> EXTRACT PROVIDED
= Beginning of Section =

Dendogram representing the rpoB gene sequence of M. leprae

Figure 3

NCBI BLAST analysis result for the rpoB gene (Circles shows mutation sites)

Figure 4

Dendogram representing the TTC repeat sequence of M. leprae

Figure 5

NCBI BLAST analysis result for TTC repeats. Circle shows lost in 3 base pairs

Figure 6

NCBI BLAST analysis result for TTC repeats. Circle shows lost in 5 base pairs

Discussion

Although neural leprosy cases were not extensively studied for the genetic and biochemical changes in the bacilli, it provokes questions regarding the unusual ability and tendency of the bacilli to proliferate inside neural tissue surviving the host defense. Many obligate inter-cellular bacteria have been found to show the phenomenon of genomic reduction which supposedly help them to adapt their particular intercellular niche.[9] We tried to find out, in these unusual subset of leprosy, if there is any changes in the bacterial genome either in the form of genomic reduction or in the form susceptibility gene mutation.

= End of Section =

> PROBLEM TO WORK ON
Reproduce word for word the passage of the leprosy excerpt above from "Dendogram representing the TTC" to "susceptibility gene mutation.".

Collected data entries

= Beginning of Section =

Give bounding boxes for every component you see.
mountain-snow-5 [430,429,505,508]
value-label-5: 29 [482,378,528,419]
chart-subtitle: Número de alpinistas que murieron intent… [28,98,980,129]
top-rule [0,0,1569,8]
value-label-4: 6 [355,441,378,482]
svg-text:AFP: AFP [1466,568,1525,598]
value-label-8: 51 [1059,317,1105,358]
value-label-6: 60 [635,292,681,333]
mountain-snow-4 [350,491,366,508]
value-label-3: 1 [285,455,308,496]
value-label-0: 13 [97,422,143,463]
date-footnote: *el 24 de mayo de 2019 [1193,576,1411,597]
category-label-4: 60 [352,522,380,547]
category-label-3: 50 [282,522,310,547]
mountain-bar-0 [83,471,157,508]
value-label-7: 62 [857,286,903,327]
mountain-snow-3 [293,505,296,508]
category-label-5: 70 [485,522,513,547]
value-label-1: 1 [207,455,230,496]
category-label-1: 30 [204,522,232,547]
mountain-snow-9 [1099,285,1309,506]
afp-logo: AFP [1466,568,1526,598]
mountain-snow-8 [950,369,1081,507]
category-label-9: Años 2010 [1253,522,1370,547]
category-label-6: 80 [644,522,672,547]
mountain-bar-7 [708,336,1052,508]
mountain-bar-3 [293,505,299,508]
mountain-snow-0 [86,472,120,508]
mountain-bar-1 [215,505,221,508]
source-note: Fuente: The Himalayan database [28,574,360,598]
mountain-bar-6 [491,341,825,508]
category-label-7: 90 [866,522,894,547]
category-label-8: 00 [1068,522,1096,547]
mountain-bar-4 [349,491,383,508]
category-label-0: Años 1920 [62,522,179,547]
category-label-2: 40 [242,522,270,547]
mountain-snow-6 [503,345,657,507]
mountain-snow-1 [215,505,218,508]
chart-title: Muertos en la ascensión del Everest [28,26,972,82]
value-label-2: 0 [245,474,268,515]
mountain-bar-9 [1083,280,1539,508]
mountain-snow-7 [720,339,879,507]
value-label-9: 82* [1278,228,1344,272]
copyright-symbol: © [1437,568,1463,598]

= End of Section =

> COMPLETED TASK
Dendogram representing the TTC repeat sequence of M. leprae

Figure 5

NCBI BLAST analysis result for TTC repeats. Circle shows lost in 3 base pairs

Figure 6

NCBI BLAST analysis result for TTC repeats. Circle shows lost in 5 base pairs

Discussion

Although neural leprosy cases were not extensively studied for the genetic and biochemical changes in the bacilli, it provokes questions regarding the unusual ability and tendency of the bacilli to proliferate inside neural tissue surviving the host defense. Many obligate inter-cellular bacteria have been found to show the phenomenon of genomic reduction which supposedly help them to adapt their particular intercellular niche.[9] We tried to find out, in these unusual subset of leprosy, if there is any changes in the bacterial genome either in the form of genomic reduction or in the form susceptibility gene mutation.